- **What needs to be done**
The records below are to be copied word for word, with every picture left out.

(Stored data entries)

※ ※ ※

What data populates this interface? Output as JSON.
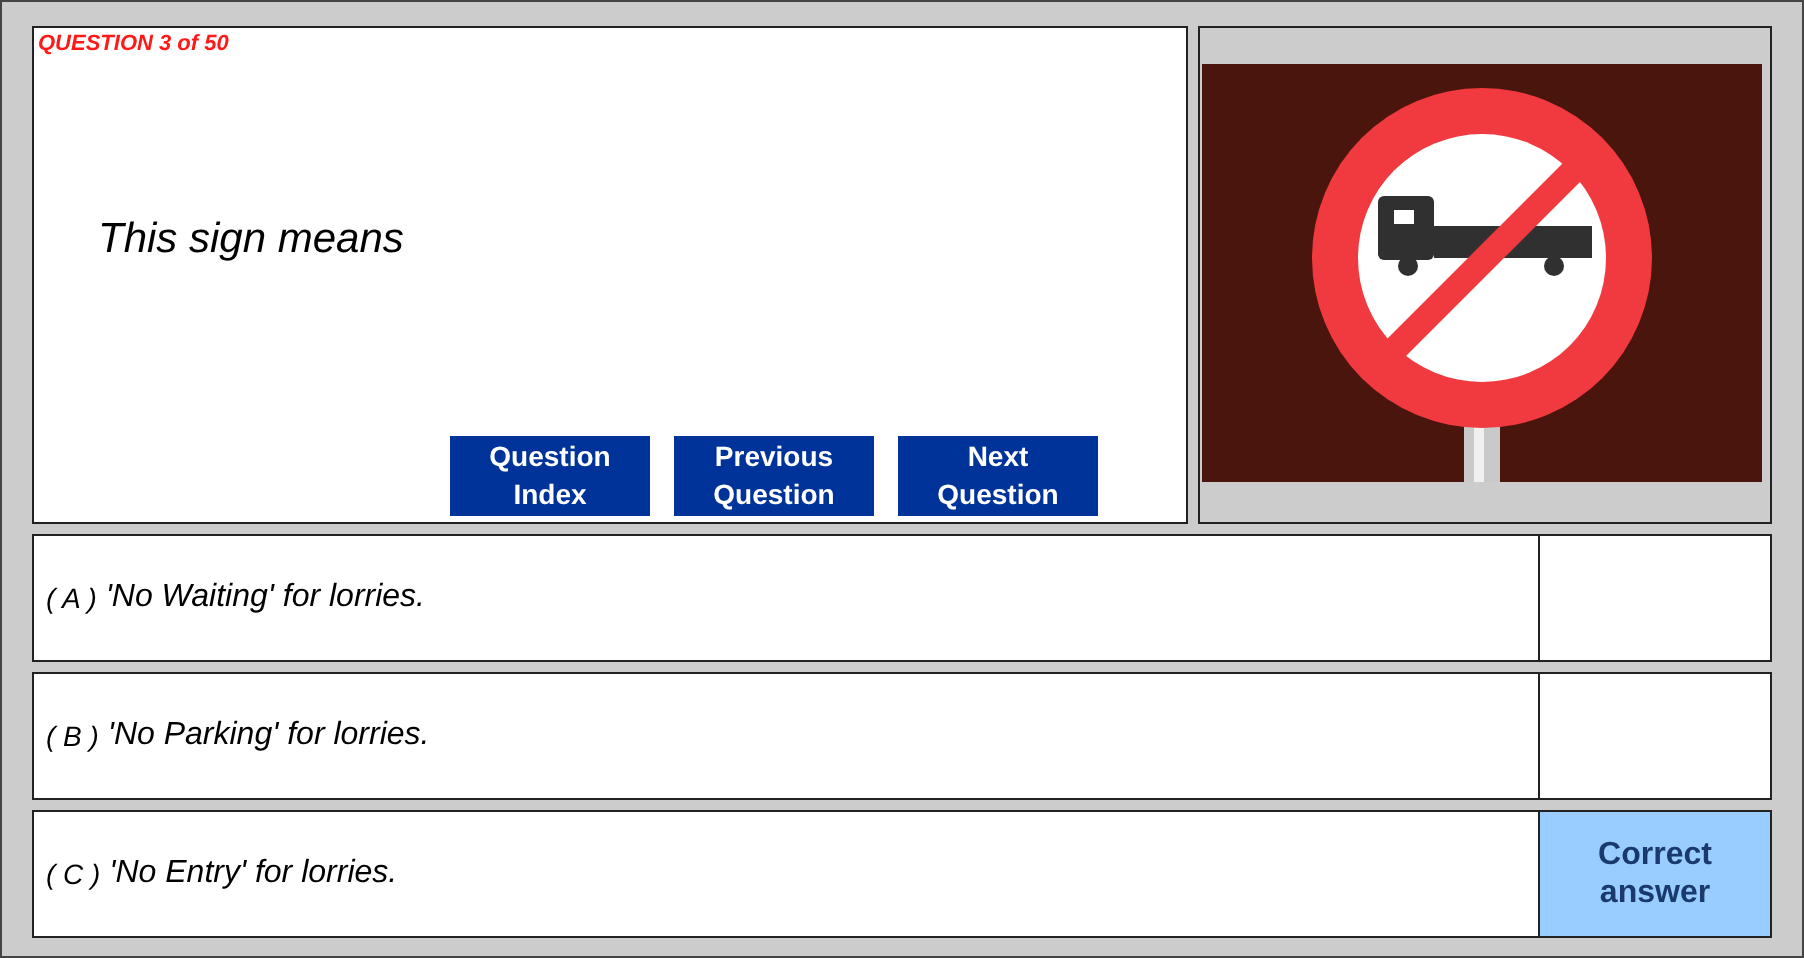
{
  "question": {
    "counter": "QUESTION 3 of 50",
    "text": "This sign means"
  },
  "buttons": [
    {
      "label": "Question Index"
    },
    {
      "label": "Previous Question"
    },
    {
      "label": "Next Question"
    }
  ],
  "options": [
    {
      "letter": "( A )",
      "text": "'No Waiting' for lorries.",
      "correct": false
    },
    {
      "letter": "( B )",
      "text": "'No Parking' for lorries.",
      "correct": false
    },
    {
      "letter": "( C )",
      "text": "'No Entry' for lorries.",
      "correct": true,
      "feedback": "Correct answer"
    }
  ]
}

※ ※ ※

- **Solution to this exercise**
What data populates this interface? Output as JSON.
{
  "question": {
    "counter": "QUESTION 3 of 50",
    "text": "This sign means"
  },
  "buttons": [
    {
      "label": "Question Index"
    },
    {
      "label": "Previous Question"
    },
    {
      "label": "Next Question"
    }
  ],
  "options": [
    {
      "letter": "( A )",
      "text": "'No Waiting' for lorries.",
      "correct": false
    },
    {
      "letter": "( B )",
      "text": "'No Parking' for lorries.",
      "correct": false
    },
    {
      "letter": "( C )",
      "text": "'No Entry' for lorries.",
      "correct": true,
      "feedback": "Correct answer"
    }
  ]
}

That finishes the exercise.